• Task description
Copy out the listing exactly.

• Material supplied
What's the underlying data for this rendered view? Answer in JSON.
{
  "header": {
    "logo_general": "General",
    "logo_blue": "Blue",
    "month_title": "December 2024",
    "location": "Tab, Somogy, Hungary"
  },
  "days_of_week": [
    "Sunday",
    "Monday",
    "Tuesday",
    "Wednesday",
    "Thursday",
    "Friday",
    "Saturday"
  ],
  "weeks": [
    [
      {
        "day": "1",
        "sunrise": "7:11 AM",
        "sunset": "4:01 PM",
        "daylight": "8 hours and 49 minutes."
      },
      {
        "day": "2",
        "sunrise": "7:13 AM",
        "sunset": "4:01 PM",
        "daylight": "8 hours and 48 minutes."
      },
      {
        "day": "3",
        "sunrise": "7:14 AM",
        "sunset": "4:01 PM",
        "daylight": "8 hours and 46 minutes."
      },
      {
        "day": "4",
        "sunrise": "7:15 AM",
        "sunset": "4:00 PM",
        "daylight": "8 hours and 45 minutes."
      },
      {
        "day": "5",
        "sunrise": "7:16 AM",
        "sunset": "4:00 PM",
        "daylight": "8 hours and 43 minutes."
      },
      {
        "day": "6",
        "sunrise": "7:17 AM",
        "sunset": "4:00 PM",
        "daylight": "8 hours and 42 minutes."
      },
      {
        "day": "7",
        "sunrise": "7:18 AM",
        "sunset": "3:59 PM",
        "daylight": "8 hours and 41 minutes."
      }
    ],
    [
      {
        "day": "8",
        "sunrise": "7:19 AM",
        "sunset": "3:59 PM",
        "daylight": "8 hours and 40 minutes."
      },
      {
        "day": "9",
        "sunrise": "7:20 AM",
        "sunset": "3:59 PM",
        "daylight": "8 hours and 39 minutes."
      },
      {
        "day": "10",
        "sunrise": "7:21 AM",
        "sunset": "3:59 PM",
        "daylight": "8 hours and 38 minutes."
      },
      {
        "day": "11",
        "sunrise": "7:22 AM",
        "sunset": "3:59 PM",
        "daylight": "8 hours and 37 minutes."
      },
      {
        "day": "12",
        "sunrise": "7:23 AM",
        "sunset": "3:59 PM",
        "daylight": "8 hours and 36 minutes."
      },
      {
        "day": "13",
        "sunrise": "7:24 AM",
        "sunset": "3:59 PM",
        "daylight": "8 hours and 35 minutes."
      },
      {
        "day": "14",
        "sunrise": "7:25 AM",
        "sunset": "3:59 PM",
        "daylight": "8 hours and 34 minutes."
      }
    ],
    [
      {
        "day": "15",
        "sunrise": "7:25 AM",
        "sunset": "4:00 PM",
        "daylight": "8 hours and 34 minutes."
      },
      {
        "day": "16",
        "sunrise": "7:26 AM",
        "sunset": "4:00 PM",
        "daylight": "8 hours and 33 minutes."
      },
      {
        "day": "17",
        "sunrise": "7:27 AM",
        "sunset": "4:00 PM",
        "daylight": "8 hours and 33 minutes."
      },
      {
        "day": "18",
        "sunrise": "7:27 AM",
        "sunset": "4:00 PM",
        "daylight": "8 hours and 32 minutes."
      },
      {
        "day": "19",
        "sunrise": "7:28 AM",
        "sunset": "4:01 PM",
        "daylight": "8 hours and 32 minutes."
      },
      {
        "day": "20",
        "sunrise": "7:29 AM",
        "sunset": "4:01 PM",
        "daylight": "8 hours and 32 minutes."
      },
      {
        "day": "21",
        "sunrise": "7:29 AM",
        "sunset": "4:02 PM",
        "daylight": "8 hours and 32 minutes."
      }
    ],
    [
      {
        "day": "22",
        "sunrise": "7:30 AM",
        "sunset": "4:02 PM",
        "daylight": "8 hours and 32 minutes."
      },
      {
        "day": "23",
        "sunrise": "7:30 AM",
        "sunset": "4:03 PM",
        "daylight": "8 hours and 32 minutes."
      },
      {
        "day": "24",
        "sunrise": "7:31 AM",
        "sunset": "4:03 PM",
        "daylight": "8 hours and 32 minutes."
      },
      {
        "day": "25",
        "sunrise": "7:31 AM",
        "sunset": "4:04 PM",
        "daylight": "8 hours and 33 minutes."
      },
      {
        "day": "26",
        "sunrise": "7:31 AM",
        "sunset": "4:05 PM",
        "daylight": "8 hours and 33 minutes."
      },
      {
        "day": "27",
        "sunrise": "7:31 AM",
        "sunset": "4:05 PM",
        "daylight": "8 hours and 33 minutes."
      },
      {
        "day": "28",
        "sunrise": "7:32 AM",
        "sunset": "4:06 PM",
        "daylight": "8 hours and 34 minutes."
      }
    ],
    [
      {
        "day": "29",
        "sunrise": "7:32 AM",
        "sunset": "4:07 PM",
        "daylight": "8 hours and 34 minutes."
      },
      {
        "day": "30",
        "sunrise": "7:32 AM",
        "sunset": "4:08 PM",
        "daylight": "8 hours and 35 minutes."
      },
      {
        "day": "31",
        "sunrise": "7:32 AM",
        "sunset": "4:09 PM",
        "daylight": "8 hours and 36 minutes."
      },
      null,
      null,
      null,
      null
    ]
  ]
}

• Task solution
What's the underlying data for this rendered view? Answer in JSON.
{
  "header": {
    "logo_general": "General",
    "logo_blue": "Blue",
    "month_title": "December 2024",
    "location": "Tab, Somogy, Hungary"
  },
  "days_of_week": [
    "Sunday",
    "Monday",
    "Tuesday",
    "Wednesday",
    "Thursday",
    "Friday",
    "Saturday"
  ],
  "weeks": [
    [
      {
        "day": "1",
        "sunrise": "7:11 AM",
        "sunset": "4:01 PM",
        "daylight": "8 hours and 49 minutes."
      },
      {
        "day": "2",
        "sunrise": "7:13 AM",
        "sunset": "4:01 PM",
        "daylight": "8 hours and 48 minutes."
      },
      {
        "day": "3",
        "sunrise": "7:14 AM",
        "sunset": "4:01 PM",
        "daylight": "8 hours and 46 minutes."
      },
      {
        "day": "4",
        "sunrise": "7:15 AM",
        "sunset": "4:00 PM",
        "daylight": "8 hours and 45 minutes."
      },
      {
        "day": "5",
        "sunrise": "7:16 AM",
        "sunset": "4:00 PM",
        "daylight": "8 hours and 43 minutes."
      },
      {
        "day": "6",
        "sunrise": "7:17 AM",
        "sunset": "4:00 PM",
        "daylight": "8 hours and 42 minutes."
      },
      {
        "day": "7",
        "sunrise": "7:18 AM",
        "sunset": "3:59 PM",
        "daylight": "8 hours and 41 minutes."
      }
    ],
    [
      {
        "day": "8",
        "sunrise": "7:19 AM",
        "sunset": "3:59 PM",
        "daylight": "8 hours and 40 minutes."
      },
      {
        "day": "9",
        "sunrise": "7:20 AM",
        "sunset": "3:59 PM",
        "daylight": "8 hours and 39 minutes."
      },
      {
        "day": "10",
        "sunrise": "7:21 AM",
        "sunset": "3:59 PM",
        "daylight": "8 hours and 38 minutes."
      },
      {
        "day": "11",
        "sunrise": "7:22 AM",
        "sunset": "3:59 PM",
        "daylight": "8 hours and 37 minutes."
      },
      {
        "day": "12",
        "sunrise": "7:23 AM",
        "sunset": "3:59 PM",
        "daylight": "8 hours and 36 minutes."
      },
      {
        "day": "13",
        "sunrise": "7:24 AM",
        "sunset": "3:59 PM",
        "daylight": "8 hours and 35 minutes."
      },
      {
        "day": "14",
        "sunrise": "7:25 AM",
        "sunset": "3:59 PM",
        "daylight": "8 hours and 34 minutes."
      }
    ],
    [
      {
        "day": "15",
        "sunrise": "7:25 AM",
        "sunset": "4:00 PM",
        "daylight": "8 hours and 34 minutes."
      },
      {
        "day": "16",
        "sunrise": "7:26 AM",
        "sunset": "4:00 PM",
        "daylight": "8 hours and 33 minutes."
      },
      {
        "day": "17",
        "sunrise": "7:27 AM",
        "sunset": "4:00 PM",
        "daylight": "8 hours and 33 minutes."
      },
      {
        "day": "18",
        "sunrise": "7:27 AM",
        "sunset": "4:00 PM",
        "daylight": "8 hours and 32 minutes."
      },
      {
        "day": "19",
        "sunrise": "7:28 AM",
        "sunset": "4:01 PM",
        "daylight": "8 hours and 32 minutes."
      },
      {
        "day": "20",
        "sunrise": "7:29 AM",
        "sunset": "4:01 PM",
        "daylight": "8 hours and 32 minutes."
      },
      {
        "day": "21",
        "sunrise": "7:29 AM",
        "sunset": "4:02 PM",
        "daylight": "8 hours and 32 minutes."
      }
    ],
    [
      {
        "day": "22",
        "sunrise": "7:30 AM",
        "sunset": "4:02 PM",
        "daylight": "8 hours and 32 minutes."
      },
      {
        "day": "23",
        "sunrise": "7:30 AM",
        "sunset": "4:03 PM",
        "daylight": "8 hours and 32 minutes."
      },
      {
        "day": "24",
        "sunrise": "7:31 AM",
        "sunset": "4:03 PM",
        "daylight": "8 hours and 32 minutes."
      },
      {
        "day": "25",
        "sunrise": "7:31 AM",
        "sunset": "4:04 PM",
        "daylight": "8 hours and 33 minutes."
      },
      {
        "day": "26",
        "sunrise": "7:31 AM",
        "sunset": "4:05 PM",
        "daylight": "8 hours and 33 minutes."
      },
      {
        "day": "27",
        "sunrise": "7:31 AM",
        "sunset": "4:05 PM",
        "daylight": "8 hours and 33 minutes."
      },
      {
        "day": "28",
        "sunrise": "7:32 AM",
        "sunset": "4:06 PM",
        "daylight": "8 hours and 34 minutes."
      }
    ],
    [
      {
        "day": "29",
        "sunrise": "7:32 AM",
        "sunset": "4:07 PM",
        "daylight": "8 hours and 34 minutes."
      },
      {
        "day": "30",
        "sunrise": "7:32 AM",
        "sunset": "4:08 PM",
        "daylight": "8 hours and 35 minutes."
      },
      {
        "day": "31",
        "sunrise": "7:32 AM",
        "sunset": "4:09 PM",
        "daylight": "8 hours and 36 minutes."
      },
      null,
      null,
      null,
      null
    ]
  ]
}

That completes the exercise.